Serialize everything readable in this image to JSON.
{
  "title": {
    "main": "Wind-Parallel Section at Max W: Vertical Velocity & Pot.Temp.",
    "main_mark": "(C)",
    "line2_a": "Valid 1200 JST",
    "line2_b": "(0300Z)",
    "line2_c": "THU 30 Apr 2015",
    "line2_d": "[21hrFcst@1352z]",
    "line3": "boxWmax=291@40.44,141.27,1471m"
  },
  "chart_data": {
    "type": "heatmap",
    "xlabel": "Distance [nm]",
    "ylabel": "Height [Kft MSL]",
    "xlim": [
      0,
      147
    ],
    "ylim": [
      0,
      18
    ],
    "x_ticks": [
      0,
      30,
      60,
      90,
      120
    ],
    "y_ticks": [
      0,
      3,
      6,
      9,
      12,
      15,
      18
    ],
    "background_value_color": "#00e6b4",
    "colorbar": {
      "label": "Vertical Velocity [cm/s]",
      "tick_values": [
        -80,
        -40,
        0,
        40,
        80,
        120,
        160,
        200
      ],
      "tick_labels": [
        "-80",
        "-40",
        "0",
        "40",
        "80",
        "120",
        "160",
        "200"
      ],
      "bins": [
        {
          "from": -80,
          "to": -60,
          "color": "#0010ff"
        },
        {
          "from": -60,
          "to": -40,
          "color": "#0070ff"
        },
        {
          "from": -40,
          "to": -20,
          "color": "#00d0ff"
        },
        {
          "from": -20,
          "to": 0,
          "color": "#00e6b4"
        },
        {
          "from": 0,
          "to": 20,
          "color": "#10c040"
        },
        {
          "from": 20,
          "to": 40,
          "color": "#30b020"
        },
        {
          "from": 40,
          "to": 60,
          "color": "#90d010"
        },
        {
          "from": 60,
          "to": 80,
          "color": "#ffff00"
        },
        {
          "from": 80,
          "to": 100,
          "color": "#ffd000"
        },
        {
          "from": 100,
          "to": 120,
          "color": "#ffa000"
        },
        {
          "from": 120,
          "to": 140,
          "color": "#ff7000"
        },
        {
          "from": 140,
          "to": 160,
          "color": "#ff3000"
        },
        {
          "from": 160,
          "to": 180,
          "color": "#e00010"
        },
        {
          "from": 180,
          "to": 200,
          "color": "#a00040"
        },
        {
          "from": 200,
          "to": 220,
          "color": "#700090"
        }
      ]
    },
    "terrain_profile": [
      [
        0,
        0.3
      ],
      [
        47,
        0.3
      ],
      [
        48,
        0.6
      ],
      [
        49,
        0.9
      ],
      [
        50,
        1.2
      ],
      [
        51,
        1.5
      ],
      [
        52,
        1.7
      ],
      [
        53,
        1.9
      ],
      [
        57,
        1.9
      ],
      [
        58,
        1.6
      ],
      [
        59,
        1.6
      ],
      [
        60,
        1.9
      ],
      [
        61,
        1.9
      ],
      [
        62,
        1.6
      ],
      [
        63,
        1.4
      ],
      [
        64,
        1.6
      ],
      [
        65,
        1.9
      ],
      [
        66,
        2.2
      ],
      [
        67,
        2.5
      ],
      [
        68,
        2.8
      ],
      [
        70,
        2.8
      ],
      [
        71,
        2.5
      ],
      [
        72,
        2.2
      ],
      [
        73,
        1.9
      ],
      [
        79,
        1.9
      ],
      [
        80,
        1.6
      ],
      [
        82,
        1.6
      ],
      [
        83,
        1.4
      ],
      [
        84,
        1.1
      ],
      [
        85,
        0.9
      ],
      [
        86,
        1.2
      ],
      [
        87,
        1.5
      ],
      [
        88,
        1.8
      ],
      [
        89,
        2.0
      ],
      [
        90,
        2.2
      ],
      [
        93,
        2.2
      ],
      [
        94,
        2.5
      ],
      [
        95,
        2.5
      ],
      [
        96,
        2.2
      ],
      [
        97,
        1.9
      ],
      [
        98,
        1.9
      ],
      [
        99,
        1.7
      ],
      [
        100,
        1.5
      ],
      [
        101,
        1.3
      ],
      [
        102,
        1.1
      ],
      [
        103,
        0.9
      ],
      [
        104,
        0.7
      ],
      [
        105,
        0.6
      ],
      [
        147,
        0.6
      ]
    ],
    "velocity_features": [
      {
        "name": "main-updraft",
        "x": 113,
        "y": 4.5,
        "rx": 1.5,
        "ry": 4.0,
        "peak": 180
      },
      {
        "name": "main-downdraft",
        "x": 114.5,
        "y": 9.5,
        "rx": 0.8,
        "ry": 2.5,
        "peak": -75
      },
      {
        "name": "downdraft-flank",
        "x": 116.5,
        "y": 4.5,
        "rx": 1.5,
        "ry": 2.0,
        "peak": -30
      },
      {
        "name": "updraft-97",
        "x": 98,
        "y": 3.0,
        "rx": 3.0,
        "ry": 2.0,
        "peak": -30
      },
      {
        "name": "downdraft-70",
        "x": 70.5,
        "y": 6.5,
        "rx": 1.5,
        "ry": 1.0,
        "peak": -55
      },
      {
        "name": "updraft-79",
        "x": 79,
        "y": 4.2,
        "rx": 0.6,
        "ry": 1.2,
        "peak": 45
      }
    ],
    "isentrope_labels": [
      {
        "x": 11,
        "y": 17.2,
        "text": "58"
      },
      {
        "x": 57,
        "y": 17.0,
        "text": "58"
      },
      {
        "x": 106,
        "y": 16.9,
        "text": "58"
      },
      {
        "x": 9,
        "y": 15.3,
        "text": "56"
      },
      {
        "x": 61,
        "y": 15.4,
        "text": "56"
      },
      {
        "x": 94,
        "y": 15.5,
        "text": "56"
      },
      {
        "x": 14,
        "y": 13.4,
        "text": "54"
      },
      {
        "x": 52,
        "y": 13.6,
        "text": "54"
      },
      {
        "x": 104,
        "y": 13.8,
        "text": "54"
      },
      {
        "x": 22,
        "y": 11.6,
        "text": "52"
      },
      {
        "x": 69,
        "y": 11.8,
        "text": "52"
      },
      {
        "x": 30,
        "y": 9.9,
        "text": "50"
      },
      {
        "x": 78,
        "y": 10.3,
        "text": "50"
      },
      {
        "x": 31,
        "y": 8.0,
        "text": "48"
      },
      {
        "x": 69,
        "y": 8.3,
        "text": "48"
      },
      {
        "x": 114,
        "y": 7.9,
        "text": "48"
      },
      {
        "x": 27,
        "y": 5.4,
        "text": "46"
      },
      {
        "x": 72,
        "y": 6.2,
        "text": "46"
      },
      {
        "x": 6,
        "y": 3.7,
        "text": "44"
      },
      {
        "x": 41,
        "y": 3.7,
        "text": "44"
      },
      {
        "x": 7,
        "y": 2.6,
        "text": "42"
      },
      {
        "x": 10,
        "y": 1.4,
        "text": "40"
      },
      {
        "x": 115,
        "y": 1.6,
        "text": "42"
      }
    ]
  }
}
──────
# [What the task requires]
Find every line in the records above that holds the word "name", and copy each one.

# [Written response]
        "name": "main-updraft",
        "name": "main-downdraft",
        "name": "downdraft-flank",
        "name": "updraft-97",
        "name": "downdraft-70",
        "name": "updraft-79",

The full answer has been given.